* INSTRUCTIONS:
1 - According to the Michael Ratajczak profile, where was he born?
2 - Copy word for word the part of the Michael Ratajczak profile starting at "- 2001–2003: Borussia" and ending at "Hannover 96 / 4 / (0)".

Personal information
- Date of birth: 16 April 1982 (age 44)
- Place of birth: Herne, West Germany
- Height: 1.89 m (6 ft 2 in)
- Position: Goalkeeper

Team information
- Current team: Hannover 96 (goalkeeper coach)

Youth career
- SG Herten-Langenbochum
- 1994–1996: Schalke 04
- 1996–2001: Borussia Dortmund

Senior career*
- Years: Team / Apps / (Gls)
- 2001–2003: Borussia Dortmund II / 30 / (0)
- 2003–2005: LR Ahlen / 7 / (0)
- 2005–2007: Rot-Weiß Erfurt / 29 / (0)
- 2007–2012: Fortuna Düsseldorf / 78 / (0)
- 2013: White Star Woluwe / 0 / (0)
- 2013–2016: MSV Duisburg / 102 / (0)
- 2017–2020: SC Paderborn / 7 / (0)
- 2020–2021: Hannover 96 / 4 / (0)

Managerial career
- 2021–: Hannover 96 (goalkeeper coach)

= Michael Ratajczak =

German footballer

Michael Ratajczak (born 16 April 1982) is a German former professional footballer who played as a goalkeeper. In summer 2021 he became the goalkeeper coach for Hannover 96.

==Personal life==
Ratajczak was born in Germany, and is of distant Polish descent.

[Source data]
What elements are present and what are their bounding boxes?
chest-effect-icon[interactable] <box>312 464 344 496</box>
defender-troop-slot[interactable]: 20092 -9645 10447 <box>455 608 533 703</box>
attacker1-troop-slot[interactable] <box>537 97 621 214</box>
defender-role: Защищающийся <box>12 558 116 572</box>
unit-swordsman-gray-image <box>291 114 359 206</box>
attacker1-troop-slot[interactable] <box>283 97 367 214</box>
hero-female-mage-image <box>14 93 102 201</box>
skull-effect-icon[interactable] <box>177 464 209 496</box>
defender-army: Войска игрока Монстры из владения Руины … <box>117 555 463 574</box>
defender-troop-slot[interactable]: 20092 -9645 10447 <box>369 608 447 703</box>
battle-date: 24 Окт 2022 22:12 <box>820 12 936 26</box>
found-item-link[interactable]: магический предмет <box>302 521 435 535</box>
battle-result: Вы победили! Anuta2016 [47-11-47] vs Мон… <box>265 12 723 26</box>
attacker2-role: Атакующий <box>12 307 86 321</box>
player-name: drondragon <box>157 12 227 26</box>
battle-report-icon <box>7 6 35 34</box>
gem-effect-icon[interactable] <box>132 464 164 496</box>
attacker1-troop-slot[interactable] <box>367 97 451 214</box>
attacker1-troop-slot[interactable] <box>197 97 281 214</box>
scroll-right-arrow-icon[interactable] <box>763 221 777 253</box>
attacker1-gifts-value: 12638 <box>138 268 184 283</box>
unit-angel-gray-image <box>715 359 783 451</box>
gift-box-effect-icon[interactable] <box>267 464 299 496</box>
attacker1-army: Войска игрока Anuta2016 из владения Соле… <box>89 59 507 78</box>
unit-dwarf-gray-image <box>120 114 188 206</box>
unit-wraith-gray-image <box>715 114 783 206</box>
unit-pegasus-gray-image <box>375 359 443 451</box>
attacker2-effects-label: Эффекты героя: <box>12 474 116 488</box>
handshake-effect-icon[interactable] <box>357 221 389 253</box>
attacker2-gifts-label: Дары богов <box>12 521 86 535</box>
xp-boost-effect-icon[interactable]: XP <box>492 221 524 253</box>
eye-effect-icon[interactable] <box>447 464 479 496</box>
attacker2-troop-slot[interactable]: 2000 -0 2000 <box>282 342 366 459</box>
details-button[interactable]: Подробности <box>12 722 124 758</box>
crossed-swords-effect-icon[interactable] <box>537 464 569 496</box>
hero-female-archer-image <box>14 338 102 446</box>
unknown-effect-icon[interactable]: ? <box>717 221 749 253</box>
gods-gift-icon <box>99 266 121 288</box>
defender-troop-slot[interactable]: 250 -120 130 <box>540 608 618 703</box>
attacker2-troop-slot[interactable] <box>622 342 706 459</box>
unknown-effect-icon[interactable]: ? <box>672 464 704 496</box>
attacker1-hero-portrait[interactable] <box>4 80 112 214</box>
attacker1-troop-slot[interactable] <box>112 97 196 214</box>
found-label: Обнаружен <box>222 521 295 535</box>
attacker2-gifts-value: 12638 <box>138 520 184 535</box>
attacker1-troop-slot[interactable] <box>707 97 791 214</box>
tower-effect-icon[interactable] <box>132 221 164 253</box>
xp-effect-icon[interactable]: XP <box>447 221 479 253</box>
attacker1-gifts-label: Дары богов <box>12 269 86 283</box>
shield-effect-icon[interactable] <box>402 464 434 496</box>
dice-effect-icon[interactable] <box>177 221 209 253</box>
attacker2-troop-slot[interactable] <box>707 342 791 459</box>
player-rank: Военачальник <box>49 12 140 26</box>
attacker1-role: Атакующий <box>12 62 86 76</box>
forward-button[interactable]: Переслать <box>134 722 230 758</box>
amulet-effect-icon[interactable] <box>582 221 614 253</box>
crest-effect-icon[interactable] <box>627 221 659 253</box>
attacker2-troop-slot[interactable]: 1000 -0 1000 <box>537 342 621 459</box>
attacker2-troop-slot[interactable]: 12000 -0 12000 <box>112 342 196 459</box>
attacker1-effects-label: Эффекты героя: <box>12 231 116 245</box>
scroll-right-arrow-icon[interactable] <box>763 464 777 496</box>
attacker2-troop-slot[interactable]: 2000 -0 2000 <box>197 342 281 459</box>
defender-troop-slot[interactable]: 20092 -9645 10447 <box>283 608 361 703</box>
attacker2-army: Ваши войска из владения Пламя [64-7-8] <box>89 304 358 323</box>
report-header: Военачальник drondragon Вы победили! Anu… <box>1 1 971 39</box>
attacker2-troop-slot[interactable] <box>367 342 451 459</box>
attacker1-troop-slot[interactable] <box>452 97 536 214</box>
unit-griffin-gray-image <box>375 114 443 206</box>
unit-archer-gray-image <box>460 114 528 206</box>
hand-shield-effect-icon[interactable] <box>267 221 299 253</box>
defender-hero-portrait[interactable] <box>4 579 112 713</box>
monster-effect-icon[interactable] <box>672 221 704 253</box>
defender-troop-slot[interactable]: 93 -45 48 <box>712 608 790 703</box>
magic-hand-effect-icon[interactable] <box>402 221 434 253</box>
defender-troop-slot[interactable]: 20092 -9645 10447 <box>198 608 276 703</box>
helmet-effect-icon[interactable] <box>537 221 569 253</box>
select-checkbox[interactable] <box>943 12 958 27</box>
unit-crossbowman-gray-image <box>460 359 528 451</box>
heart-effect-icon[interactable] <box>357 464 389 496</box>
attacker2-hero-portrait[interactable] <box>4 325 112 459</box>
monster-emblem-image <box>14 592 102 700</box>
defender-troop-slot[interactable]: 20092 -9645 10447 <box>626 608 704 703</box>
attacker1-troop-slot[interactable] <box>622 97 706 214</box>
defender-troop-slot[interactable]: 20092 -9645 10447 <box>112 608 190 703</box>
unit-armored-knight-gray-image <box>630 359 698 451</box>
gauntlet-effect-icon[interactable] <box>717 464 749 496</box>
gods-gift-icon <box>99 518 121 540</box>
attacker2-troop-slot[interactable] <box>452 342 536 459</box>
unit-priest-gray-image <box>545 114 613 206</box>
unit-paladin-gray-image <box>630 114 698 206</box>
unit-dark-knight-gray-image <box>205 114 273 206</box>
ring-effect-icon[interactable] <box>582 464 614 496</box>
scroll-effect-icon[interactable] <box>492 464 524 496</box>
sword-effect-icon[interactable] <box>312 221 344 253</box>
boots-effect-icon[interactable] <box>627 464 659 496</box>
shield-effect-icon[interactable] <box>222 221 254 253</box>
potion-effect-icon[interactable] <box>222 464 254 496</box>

* ANSWERS FOR EACH ITEM:
1 - Herne, West Germany

2 -
- 2001–2003: Borussia Dortmund II / 30 / (0)
- 2003–2005: LR Ahlen / 7 / (0)
- 2005–2007: Rot-Weiß Erfurt / 29 / (0)
- 2007–2012: Fortuna Düsseldorf / 78 / (0)
- 2013: White Star Woluwe / 0 / (0)
- 2013–2016: MSV Duisburg / 102 / (0)
- 2017–2020: SC Paderborn / 7 / (0)
- 2020–2021: Hannover 96 / 4 / (0)